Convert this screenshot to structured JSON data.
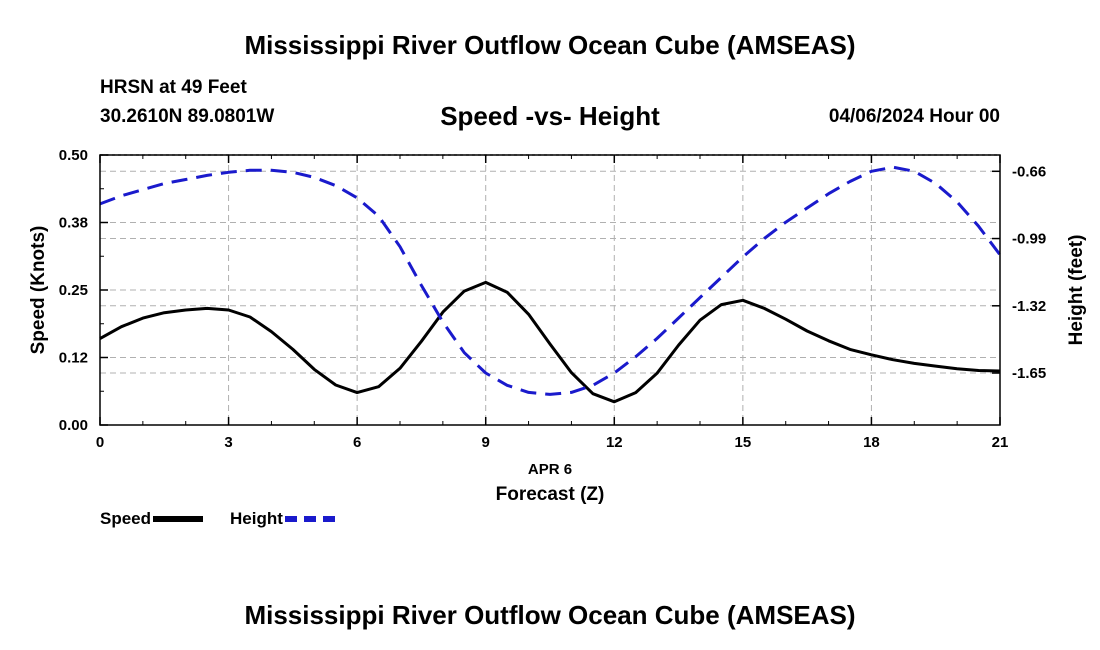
{
  "main_title": "Mississippi River Outflow Ocean Cube (AMSEAS)",
  "station": "HRSN at 49 Feet",
  "coords": "30.2610N  89.0801W",
  "chart_title": "Speed -vs- Height",
  "date_label": "04/06/2024 Hour 00",
  "bottom_title": "Mississippi River Outflow Ocean Cube (AMSEAS)",
  "colors": {
    "speed": "#000000",
    "height": "#1a1acc",
    "grid": "#b0b0b0"
  },
  "chart_data": {
    "type": "line",
    "title": "Speed -vs- Height",
    "xlabel_date": "APR 6",
    "xlabel": "Forecast (Z)",
    "ylabel": "Speed (Knots)",
    "y2label": "Height (feet)",
    "xlim": [
      0,
      21
    ],
    "ylim": [
      0,
      0.5
    ],
    "y2lim": [
      -1.905,
      -0.58
    ],
    "xticks": [
      0,
      3,
      6,
      9,
      12,
      15,
      18,
      21
    ],
    "yticks": [
      0.0,
      0.125,
      0.25,
      0.375,
      0.5
    ],
    "ytick_labels": [
      "0.00",
      "0.12",
      "0.25",
      "0.38",
      "0.50"
    ],
    "y2ticks": [
      -0.66,
      -0.99,
      -1.32,
      -1.65
    ],
    "y2tick_labels": [
      "-0.66",
      "-0.99",
      "-1.32",
      "-1.65"
    ],
    "grid": true,
    "series": [
      {
        "name": "Speed",
        "axis": "left",
        "style": "solid",
        "x": [
          0,
          0.5,
          1,
          1.5,
          2,
          2.5,
          3,
          3.5,
          4,
          4.5,
          5,
          5.5,
          6,
          6.5,
          7,
          7.5,
          8,
          8.5,
          9,
          9.5,
          10,
          10.5,
          11,
          11.5,
          12,
          12.5,
          13,
          13.5,
          14,
          14.5,
          15,
          15.5,
          16,
          16.5,
          17,
          17.5,
          18,
          18.5,
          19,
          19.5,
          20,
          20.5,
          21
        ],
        "values": [
          0.16,
          0.182,
          0.198,
          0.208,
          0.213,
          0.216,
          0.213,
          0.2,
          0.173,
          0.14,
          0.103,
          0.074,
          0.06,
          0.071,
          0.105,
          0.155,
          0.209,
          0.248,
          0.264,
          0.246,
          0.205,
          0.15,
          0.097,
          0.058,
          0.043,
          0.06,
          0.096,
          0.148,
          0.194,
          0.223,
          0.231,
          0.216,
          0.196,
          0.174,
          0.156,
          0.14,
          0.13,
          0.121,
          0.114,
          0.109,
          0.104,
          0.101,
          0.1
        ]
      },
      {
        "name": "Height",
        "axis": "right",
        "style": "dashed",
        "x": [
          0,
          0.5,
          1,
          1.5,
          2,
          2.5,
          3,
          3.5,
          4,
          4.5,
          5,
          5.5,
          6,
          6.5,
          7,
          7.5,
          8,
          8.5,
          9,
          9.5,
          10,
          10.5,
          11,
          11.5,
          12,
          12.5,
          13,
          13.5,
          14,
          14.5,
          15,
          15.5,
          16,
          16.5,
          17,
          17.5,
          18,
          18.5,
          19,
          19.5,
          20,
          20.5,
          21
        ],
        "values": [
          -0.82,
          -0.78,
          -0.75,
          -0.72,
          -0.7,
          -0.68,
          -0.665,
          -0.655,
          -0.655,
          -0.665,
          -0.69,
          -0.73,
          -0.79,
          -0.88,
          -1.03,
          -1.22,
          -1.4,
          -1.55,
          -1.65,
          -1.71,
          -1.745,
          -1.755,
          -1.745,
          -1.71,
          -1.65,
          -1.57,
          -1.48,
          -1.38,
          -1.28,
          -1.18,
          -1.08,
          -0.99,
          -0.91,
          -0.84,
          -0.77,
          -0.71,
          -0.66,
          -0.64,
          -0.66,
          -0.72,
          -0.81,
          -0.93,
          -1.07
        ]
      }
    ]
  },
  "legend": {
    "speed": "Speed",
    "height": "Height"
  }
}
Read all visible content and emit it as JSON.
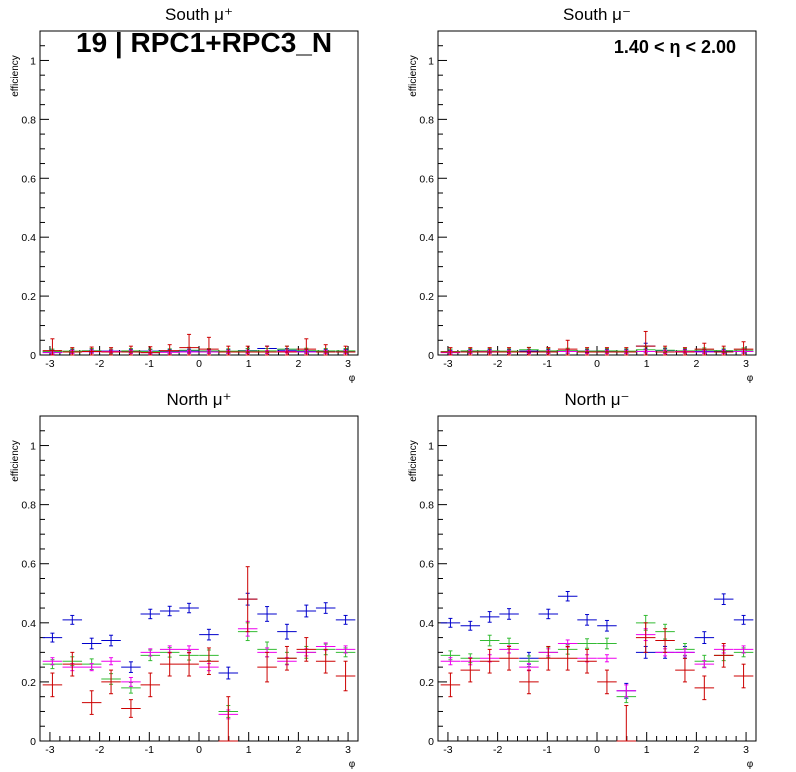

* SHORT PROBLEM *
Write out the listing word for word, omitting the pictures it holds.

* RESPONSE BELOW *
Convert this screenshot to structured JSON data.
{
  "main_title": "Mississippi River Outflow Ocean Cube (AMSEAS)",
  "station": "HRSN at 49 Feet",
  "coords": "30.2610N  89.0801W",
  "chart_title": "Speed -vs- Height",
  "date_label": "04/06/2024 Hour 00",
  "bottom_title": "Mississippi River Outflow Ocean Cube (AMSEAS)",
  "colors": {
    "speed": "#000000",
    "height": "#1a1acc",
    "grid": "#b0b0b0"
  },
  "chart_data": {
    "type": "line",
    "title": "Speed -vs- Height",
    "xlabel_date": "APR 6",
    "xlabel": "Forecast (Z)",
    "ylabel": "Speed (Knots)",
    "y2label": "Height (feet)",
    "xlim": [
      0,
      21
    ],
    "ylim": [
      0,
      0.5
    ],
    "y2lim": [
      -1.905,
      -0.58
    ],
    "xticks": [
      0,
      3,
      6,
      9,
      12,
      15,
      18,
      21
    ],
    "yticks": [
      0.0,
      0.125,
      0.25,
      0.375,
      0.5
    ],
    "ytick_labels": [
      "0.00",
      "0.12",
      "0.25",
      "0.38",
      "0.50"
    ],
    "y2ticks": [
      -0.66,
      -0.99,
      -1.32,
      -1.65
    ],
    "y2tick_labels": [
      "-0.66",
      "-0.99",
      "-1.32",
      "-1.65"
    ],
    "grid": true,
    "series": [
      {
        "name": "Speed",
        "axis": "left",
        "style": "solid",
        "x": [
          0,
          0.5,
          1,
          1.5,
          2,
          2.5,
          3,
          3.5,
          4,
          4.5,
          5,
          5.5,
          6,
          6.5,
          7,
          7.5,
          8,
          8.5,
          9,
          9.5,
          10,
          10.5,
          11,
          11.5,
          12,
          12.5,
          13,
          13.5,
          14,
          14.5,
          15,
          15.5,
          16,
          16.5,
          17,
          17.5,
          18,
          18.5,
          19,
          19.5,
          20,
          20.5,
          21
        ],
        "values": [
          0.16,
          0.182,
          0.198,
          0.208,
          0.213,
          0.216,
          0.213,
          0.2,
          0.173,
          0.14,
          0.103,
          0.074,
          0.06,
          0.071,
          0.105,
          0.155,
          0.209,
          0.248,
          0.264,
          0.246,
          0.205,
          0.15,
          0.097,
          0.058,
          0.043,
          0.06,
          0.096,
          0.148,
          0.194,
          0.223,
          0.231,
          0.216,
          0.196,
          0.174,
          0.156,
          0.14,
          0.13,
          0.121,
          0.114,
          0.109,
          0.104,
          0.101,
          0.1
        ]
      },
      {
        "name": "Height",
        "axis": "right",
        "style": "dashed",
        "x": [
          0,
          0.5,
          1,
          1.5,
          2,
          2.5,
          3,
          3.5,
          4,
          4.5,
          5,
          5.5,
          6,
          6.5,
          7,
          7.5,
          8,
          8.5,
          9,
          9.5,
          10,
          10.5,
          11,
          11.5,
          12,
          12.5,
          13,
          13.5,
          14,
          14.5,
          15,
          15.5,
          16,
          16.5,
          17,
          17.5,
          18,
          18.5,
          19,
          19.5,
          20,
          20.5,
          21
        ],
        "values": [
          -0.82,
          -0.78,
          -0.75,
          -0.72,
          -0.7,
          -0.68,
          -0.665,
          -0.655,
          -0.655,
          -0.665,
          -0.69,
          -0.73,
          -0.79,
          -0.88,
          -1.03,
          -1.22,
          -1.4,
          -1.55,
          -1.65,
          -1.71,
          -1.745,
          -1.755,
          -1.745,
          -1.71,
          -1.65,
          -1.57,
          -1.48,
          -1.38,
          -1.28,
          -1.18,
          -1.08,
          -0.99,
          -0.91,
          -0.84,
          -0.77,
          -0.71,
          -0.66,
          -0.64,
          -0.66,
          -0.72,
          -0.81,
          -0.93,
          -1.07
        ]
      }
    ]
  },
  "legend": {
    "speed": "Speed",
    "height": "Height"
  }
}
Read all visible content and emit it as JSON.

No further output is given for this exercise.